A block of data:
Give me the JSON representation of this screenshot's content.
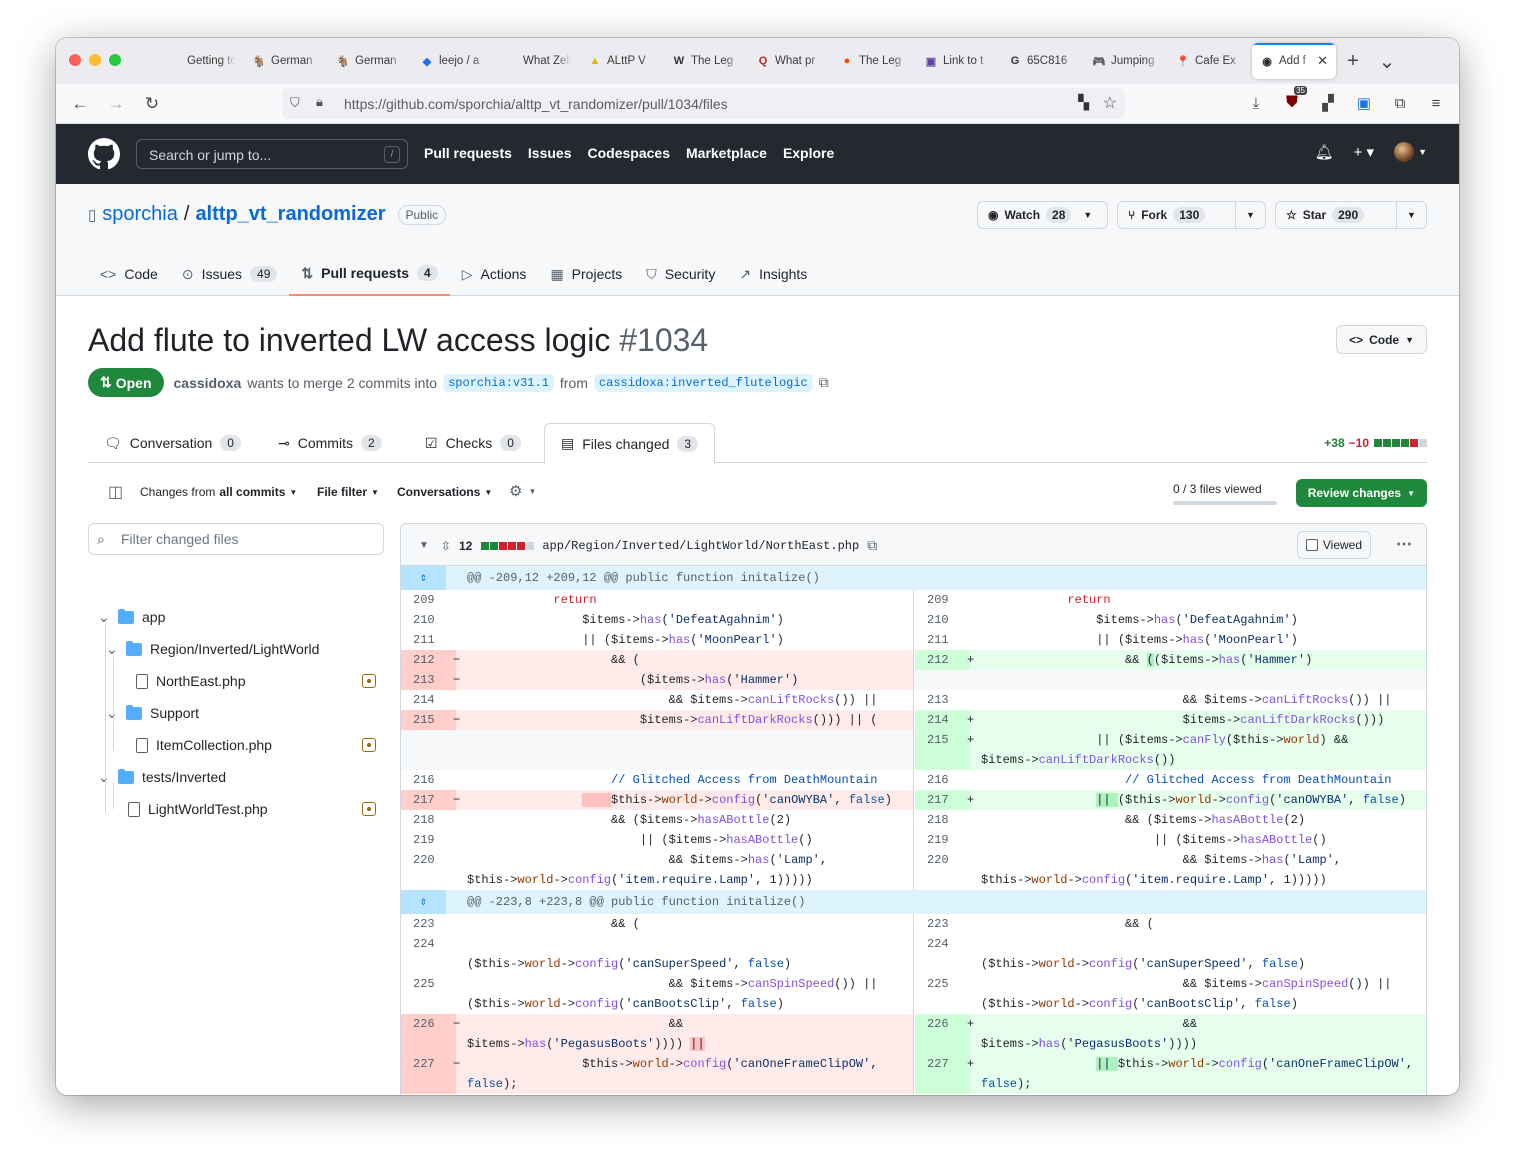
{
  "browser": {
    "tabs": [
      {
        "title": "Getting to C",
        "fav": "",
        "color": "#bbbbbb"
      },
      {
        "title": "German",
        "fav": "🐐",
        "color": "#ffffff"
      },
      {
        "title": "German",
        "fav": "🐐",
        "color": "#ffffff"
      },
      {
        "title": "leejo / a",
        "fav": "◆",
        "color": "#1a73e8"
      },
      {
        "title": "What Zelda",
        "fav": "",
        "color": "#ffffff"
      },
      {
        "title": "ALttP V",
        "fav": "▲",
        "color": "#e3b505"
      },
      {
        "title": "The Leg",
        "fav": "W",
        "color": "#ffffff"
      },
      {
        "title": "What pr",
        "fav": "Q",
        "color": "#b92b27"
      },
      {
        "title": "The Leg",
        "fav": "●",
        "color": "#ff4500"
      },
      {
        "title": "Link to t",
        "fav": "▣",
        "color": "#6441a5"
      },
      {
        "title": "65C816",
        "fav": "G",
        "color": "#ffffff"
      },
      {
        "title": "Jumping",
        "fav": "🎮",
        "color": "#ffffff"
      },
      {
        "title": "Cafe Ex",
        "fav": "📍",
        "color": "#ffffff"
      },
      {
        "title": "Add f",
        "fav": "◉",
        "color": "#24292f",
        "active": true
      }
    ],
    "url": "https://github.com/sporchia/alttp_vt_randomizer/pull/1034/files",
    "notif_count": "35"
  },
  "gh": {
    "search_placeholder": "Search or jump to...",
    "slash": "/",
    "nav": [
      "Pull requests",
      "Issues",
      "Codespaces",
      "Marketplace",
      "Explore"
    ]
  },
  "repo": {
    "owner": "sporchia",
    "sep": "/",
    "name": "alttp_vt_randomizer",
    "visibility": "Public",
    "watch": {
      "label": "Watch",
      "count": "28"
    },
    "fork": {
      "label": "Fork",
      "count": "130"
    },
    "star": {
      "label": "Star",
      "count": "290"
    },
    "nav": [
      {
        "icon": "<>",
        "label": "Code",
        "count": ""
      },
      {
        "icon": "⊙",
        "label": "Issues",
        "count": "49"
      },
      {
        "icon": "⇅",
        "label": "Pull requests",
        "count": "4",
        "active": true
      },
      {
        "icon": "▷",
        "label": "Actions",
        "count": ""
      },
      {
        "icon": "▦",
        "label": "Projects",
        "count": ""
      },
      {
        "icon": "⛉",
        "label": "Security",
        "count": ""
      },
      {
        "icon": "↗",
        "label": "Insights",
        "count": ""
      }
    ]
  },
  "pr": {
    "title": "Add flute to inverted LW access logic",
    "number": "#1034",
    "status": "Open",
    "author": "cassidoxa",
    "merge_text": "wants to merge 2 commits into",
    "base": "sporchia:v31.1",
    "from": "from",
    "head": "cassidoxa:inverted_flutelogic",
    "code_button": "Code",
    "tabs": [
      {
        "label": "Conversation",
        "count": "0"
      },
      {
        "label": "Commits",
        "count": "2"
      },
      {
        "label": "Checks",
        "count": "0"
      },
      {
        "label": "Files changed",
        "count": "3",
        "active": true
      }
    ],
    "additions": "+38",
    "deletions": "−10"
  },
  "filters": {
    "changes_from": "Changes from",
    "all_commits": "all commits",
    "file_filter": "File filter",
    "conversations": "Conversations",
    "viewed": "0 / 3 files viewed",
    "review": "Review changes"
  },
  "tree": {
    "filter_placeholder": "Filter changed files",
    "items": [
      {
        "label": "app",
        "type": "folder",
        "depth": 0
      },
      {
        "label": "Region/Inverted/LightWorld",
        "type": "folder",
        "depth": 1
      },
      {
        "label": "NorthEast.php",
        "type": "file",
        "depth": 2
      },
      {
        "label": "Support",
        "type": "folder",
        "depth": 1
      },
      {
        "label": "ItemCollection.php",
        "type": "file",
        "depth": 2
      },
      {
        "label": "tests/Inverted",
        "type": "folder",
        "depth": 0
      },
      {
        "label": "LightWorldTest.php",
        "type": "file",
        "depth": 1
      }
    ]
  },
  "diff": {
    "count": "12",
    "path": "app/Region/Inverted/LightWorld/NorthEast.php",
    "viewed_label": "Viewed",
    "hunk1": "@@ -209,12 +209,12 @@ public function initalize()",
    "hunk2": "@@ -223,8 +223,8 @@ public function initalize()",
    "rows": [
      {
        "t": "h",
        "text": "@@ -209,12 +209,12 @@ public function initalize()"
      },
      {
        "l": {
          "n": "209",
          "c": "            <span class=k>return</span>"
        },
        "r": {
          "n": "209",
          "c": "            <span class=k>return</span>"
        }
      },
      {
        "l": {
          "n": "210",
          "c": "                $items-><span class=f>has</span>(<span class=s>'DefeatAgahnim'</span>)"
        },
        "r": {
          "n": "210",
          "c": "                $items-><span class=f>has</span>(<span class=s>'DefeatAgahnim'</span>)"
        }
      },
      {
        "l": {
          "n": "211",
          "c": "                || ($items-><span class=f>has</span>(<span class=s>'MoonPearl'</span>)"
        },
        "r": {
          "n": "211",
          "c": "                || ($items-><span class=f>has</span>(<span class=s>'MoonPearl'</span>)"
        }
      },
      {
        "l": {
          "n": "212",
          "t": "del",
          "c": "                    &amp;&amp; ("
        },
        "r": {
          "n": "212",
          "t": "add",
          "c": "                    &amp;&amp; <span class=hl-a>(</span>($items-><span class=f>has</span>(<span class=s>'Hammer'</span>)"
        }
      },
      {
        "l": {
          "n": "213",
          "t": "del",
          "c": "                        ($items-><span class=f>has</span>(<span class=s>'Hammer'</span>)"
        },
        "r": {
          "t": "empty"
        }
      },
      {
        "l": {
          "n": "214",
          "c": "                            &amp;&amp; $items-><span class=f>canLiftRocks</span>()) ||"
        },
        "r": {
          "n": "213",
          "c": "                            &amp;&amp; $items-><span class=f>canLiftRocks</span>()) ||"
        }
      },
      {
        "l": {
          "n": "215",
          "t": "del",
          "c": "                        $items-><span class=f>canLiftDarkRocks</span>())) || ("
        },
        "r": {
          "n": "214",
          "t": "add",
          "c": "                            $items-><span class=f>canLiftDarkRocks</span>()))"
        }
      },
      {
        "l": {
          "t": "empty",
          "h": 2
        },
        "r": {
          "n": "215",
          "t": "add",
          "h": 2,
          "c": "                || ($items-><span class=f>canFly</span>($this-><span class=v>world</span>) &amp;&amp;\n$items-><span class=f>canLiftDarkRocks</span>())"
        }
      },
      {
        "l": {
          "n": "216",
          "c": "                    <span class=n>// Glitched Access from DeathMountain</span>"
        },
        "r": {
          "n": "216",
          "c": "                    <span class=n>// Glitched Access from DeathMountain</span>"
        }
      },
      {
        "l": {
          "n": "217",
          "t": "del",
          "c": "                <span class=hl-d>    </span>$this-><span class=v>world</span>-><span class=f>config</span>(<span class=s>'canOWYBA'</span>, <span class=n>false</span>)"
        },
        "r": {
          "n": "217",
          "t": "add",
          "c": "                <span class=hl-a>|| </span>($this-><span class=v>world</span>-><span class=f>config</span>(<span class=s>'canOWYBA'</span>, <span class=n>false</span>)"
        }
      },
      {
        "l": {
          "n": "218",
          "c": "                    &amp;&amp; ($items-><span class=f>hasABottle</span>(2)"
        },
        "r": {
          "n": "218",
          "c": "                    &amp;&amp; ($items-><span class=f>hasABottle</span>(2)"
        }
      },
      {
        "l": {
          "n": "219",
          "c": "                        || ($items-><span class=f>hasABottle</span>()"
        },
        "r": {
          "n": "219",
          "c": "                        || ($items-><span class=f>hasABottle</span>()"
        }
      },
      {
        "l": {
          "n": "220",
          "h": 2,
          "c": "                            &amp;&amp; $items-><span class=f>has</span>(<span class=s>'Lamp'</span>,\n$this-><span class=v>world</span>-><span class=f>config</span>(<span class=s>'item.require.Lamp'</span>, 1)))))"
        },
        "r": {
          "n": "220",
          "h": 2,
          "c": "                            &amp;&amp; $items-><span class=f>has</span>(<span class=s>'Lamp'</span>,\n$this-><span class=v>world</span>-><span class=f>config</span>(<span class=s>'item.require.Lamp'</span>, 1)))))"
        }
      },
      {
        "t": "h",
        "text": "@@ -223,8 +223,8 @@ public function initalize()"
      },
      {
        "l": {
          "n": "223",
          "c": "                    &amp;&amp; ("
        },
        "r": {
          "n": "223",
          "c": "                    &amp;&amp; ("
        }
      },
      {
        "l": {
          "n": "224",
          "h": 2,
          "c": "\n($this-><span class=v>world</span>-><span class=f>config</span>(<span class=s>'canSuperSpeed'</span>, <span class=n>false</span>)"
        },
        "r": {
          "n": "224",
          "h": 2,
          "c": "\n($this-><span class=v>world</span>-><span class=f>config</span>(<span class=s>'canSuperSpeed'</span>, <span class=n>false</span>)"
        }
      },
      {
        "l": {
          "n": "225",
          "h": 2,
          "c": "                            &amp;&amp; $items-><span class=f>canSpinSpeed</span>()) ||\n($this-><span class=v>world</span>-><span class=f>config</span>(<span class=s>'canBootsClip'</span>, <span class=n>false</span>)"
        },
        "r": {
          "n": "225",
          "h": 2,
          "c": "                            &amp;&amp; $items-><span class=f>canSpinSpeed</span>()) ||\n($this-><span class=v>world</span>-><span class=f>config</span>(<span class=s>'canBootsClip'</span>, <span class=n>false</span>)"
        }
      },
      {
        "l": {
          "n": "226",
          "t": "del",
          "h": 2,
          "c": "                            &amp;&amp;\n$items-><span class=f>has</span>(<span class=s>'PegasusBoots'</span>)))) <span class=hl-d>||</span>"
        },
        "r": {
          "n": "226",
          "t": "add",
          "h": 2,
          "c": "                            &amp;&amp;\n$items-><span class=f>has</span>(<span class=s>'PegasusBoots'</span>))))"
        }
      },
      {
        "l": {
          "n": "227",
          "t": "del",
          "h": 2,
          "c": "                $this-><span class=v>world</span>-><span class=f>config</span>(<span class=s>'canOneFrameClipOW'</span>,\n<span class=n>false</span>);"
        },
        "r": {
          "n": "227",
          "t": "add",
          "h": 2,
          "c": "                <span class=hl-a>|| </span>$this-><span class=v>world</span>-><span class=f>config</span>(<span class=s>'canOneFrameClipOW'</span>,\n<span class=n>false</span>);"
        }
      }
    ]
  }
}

## Task to complete
Where a line above includes "from", copy that line.

## Written reply
    "from": "from",
    "changes_from": "Changes from",
          "c": "                    <span class=n>// Glitched Access from DeathMountain</span>"
          "c": "                    <span class=n>// Glitched Access from DeathMountain</span>"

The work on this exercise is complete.